### To be done
Pick out the lines containing "Osborne".

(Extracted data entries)
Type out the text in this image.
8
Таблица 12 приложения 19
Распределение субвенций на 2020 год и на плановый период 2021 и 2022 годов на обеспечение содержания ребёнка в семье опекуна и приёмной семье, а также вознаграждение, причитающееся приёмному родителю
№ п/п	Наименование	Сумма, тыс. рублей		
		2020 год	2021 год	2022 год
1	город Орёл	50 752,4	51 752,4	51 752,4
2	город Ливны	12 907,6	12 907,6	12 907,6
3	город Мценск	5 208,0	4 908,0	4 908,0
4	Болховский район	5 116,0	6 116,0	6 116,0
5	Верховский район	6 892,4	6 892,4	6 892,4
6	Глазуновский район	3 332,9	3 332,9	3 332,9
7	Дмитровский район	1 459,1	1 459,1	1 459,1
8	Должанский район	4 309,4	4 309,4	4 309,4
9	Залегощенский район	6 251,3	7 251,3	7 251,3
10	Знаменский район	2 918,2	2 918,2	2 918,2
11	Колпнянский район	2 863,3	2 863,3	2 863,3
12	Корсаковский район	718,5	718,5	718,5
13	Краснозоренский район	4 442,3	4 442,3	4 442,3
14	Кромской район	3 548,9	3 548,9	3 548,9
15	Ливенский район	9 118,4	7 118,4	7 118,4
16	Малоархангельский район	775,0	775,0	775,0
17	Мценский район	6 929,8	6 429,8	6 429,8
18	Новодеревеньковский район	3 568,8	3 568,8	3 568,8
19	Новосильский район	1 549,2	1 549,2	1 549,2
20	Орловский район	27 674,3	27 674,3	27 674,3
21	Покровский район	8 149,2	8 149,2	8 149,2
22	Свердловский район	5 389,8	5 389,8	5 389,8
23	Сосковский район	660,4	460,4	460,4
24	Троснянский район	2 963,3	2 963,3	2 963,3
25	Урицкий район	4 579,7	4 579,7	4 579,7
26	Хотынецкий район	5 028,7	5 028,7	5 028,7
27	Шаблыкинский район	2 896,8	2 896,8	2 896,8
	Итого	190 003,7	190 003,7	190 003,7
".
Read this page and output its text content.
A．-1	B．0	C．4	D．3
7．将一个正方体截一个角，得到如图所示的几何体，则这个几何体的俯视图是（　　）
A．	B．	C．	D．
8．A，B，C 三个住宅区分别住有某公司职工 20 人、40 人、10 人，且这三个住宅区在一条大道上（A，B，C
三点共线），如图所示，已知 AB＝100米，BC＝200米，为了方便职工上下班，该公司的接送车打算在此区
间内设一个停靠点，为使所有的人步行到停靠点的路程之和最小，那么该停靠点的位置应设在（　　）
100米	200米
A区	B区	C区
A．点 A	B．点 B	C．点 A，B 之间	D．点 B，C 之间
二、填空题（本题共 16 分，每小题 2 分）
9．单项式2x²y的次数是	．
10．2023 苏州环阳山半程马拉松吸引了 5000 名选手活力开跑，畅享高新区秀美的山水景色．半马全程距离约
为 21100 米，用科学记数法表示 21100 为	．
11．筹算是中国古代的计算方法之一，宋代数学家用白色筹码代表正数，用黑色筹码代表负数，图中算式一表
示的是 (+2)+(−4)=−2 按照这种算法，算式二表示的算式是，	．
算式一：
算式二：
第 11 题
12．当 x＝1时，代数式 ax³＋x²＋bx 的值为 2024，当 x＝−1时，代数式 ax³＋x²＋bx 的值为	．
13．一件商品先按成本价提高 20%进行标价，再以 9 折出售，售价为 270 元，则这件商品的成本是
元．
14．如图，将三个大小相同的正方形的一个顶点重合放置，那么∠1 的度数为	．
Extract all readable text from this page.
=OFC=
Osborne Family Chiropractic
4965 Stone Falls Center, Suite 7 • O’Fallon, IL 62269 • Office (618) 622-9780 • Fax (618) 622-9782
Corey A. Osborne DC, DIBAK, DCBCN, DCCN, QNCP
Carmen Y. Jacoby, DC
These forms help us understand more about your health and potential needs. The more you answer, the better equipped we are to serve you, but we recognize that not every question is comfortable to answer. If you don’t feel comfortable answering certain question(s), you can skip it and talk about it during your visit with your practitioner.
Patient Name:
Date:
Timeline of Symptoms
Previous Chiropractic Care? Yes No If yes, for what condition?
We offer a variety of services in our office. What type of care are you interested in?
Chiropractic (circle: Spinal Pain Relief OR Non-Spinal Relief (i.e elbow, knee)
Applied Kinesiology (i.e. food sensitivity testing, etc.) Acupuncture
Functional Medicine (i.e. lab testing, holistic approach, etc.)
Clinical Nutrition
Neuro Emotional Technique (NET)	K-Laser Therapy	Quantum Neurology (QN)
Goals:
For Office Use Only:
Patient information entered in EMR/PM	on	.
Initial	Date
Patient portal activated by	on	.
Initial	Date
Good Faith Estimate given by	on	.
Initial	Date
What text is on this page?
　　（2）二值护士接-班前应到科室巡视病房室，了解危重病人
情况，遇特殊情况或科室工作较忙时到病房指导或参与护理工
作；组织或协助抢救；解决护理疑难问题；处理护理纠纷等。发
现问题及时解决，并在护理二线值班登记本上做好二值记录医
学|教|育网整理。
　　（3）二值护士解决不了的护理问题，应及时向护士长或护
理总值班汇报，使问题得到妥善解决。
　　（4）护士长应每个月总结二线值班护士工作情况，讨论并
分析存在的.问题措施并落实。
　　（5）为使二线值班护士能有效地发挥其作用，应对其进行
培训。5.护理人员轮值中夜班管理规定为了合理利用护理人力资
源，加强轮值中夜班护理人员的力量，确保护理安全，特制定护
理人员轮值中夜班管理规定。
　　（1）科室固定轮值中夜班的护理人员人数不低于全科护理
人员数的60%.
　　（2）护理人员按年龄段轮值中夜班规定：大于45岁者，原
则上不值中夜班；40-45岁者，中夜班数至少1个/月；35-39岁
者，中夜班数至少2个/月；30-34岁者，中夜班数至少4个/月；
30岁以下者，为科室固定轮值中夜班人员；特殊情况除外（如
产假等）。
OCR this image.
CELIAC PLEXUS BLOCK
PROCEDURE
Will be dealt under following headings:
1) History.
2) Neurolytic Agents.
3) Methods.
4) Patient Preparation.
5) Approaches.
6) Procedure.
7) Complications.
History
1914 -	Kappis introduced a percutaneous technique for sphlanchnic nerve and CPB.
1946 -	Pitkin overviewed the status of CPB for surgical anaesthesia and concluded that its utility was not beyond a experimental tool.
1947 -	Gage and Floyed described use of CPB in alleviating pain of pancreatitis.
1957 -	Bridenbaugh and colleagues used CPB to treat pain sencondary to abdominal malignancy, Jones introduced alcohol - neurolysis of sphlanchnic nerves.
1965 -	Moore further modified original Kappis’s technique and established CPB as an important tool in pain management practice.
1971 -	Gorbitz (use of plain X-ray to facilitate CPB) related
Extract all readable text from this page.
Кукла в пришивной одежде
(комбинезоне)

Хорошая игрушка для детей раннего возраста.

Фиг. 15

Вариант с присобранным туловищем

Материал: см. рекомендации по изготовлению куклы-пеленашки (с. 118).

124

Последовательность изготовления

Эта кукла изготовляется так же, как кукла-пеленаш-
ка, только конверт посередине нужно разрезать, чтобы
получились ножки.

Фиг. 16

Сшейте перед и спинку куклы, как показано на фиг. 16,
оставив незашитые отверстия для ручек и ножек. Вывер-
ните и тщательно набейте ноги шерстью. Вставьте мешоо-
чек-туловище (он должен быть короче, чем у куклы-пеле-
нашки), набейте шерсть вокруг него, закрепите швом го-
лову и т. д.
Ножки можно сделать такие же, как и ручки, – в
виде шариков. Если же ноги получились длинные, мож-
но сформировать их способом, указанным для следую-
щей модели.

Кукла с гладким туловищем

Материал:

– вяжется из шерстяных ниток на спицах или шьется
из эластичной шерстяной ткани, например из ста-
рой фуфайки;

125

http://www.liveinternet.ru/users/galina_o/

### Finished task
Osborne Family Chiropractic
Corey A. Osborne DC, DIBAK, DCBCN, DCCN, QNCP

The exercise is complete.